» **Available data**
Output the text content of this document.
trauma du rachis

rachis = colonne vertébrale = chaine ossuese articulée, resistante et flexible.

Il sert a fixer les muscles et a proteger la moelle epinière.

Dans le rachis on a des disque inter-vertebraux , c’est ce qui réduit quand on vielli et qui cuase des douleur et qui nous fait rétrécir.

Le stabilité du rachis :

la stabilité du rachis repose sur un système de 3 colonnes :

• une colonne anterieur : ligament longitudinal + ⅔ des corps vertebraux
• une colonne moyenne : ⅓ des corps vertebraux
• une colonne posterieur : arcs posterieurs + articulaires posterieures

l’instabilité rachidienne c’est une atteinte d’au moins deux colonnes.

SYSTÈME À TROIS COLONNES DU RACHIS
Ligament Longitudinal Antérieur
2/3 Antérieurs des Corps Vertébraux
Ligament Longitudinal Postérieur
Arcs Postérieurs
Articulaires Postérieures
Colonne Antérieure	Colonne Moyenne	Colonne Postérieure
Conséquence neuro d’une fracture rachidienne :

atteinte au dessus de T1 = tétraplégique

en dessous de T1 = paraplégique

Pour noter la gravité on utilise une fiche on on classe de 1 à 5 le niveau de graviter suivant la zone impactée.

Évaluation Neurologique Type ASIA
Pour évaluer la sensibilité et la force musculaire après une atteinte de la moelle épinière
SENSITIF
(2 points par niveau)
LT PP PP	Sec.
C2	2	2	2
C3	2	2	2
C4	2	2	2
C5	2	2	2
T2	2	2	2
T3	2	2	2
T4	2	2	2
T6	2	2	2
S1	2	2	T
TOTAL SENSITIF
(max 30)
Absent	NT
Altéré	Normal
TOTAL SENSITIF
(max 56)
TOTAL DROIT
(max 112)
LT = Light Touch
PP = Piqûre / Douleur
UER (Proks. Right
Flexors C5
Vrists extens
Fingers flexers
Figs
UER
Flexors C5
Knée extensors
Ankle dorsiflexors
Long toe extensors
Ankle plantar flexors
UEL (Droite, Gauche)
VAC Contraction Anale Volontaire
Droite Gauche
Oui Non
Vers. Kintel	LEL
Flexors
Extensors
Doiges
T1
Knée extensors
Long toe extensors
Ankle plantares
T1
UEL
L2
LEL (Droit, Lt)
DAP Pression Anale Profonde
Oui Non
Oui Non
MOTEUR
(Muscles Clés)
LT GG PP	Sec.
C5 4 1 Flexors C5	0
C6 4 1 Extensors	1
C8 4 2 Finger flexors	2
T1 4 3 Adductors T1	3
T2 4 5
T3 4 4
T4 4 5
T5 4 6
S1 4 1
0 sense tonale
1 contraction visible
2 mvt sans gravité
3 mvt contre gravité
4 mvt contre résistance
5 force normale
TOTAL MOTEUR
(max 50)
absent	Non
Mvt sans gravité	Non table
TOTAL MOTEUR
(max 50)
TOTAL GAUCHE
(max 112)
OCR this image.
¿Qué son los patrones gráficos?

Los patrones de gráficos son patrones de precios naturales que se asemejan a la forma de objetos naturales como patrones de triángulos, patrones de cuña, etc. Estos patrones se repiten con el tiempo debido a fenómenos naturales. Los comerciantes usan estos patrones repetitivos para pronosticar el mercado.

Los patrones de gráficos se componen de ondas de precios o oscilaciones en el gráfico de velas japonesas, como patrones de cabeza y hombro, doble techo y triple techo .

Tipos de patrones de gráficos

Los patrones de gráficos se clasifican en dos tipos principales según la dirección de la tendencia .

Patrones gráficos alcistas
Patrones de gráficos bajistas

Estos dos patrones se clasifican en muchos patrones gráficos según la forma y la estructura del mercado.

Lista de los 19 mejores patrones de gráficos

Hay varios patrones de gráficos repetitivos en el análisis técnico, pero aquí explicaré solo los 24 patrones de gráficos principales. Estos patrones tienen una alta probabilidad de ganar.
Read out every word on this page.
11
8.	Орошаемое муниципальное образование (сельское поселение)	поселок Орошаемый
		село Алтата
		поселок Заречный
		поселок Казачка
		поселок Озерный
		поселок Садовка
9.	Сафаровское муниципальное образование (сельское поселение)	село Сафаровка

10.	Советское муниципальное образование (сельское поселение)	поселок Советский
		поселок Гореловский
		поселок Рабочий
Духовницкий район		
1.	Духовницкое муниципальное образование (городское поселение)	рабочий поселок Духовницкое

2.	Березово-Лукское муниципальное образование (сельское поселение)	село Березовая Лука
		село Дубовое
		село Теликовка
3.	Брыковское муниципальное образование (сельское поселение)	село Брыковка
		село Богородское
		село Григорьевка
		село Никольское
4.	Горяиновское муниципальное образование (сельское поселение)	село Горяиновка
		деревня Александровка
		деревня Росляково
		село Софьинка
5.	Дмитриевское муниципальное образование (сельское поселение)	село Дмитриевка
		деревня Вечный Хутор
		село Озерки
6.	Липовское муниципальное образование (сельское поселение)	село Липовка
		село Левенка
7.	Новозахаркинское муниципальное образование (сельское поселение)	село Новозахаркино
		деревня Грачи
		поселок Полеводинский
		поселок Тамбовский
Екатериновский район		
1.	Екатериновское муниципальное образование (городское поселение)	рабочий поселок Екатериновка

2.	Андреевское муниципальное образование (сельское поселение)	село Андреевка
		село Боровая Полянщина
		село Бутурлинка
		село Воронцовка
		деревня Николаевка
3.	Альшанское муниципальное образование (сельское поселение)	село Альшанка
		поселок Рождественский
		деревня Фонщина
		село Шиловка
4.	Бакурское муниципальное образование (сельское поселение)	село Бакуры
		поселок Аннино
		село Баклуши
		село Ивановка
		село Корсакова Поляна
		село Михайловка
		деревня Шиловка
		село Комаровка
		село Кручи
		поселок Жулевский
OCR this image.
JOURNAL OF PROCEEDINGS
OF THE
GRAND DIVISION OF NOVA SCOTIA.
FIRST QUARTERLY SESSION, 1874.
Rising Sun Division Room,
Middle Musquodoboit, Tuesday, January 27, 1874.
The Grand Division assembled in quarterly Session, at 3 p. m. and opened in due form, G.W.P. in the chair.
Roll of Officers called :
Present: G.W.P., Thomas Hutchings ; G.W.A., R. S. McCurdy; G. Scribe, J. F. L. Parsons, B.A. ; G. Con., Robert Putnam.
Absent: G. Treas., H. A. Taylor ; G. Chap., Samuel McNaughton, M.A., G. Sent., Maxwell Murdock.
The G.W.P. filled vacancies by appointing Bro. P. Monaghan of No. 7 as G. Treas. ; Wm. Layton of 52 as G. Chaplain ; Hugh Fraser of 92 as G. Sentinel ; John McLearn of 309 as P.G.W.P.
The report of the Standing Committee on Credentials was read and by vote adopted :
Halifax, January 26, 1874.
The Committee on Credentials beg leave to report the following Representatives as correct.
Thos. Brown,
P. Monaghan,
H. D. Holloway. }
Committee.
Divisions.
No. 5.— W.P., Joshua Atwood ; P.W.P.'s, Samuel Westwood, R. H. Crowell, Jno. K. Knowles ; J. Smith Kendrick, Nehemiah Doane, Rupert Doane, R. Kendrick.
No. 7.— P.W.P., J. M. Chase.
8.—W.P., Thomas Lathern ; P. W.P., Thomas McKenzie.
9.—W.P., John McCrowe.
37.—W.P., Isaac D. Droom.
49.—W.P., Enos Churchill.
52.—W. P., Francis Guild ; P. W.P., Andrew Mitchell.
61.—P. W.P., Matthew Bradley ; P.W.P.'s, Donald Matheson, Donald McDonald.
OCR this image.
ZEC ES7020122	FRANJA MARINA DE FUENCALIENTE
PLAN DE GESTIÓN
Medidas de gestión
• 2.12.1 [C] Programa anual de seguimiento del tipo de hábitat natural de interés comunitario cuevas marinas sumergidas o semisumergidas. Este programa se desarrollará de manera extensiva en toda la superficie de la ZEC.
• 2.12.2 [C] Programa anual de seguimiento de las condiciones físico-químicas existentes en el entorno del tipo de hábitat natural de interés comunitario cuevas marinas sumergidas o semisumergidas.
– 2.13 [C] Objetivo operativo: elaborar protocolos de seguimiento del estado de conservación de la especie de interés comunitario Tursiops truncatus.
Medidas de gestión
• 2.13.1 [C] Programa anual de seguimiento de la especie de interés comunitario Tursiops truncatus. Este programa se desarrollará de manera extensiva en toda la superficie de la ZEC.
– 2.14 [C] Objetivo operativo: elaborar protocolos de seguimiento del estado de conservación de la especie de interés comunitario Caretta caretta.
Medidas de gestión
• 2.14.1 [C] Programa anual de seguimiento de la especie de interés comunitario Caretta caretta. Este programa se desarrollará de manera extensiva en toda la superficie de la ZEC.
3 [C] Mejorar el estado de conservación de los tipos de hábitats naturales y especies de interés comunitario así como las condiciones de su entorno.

» **Your instructions**
Of the lines in the listing, how many hold the word "cuevas"? Nothing but the number is needed.

» **The answer**
2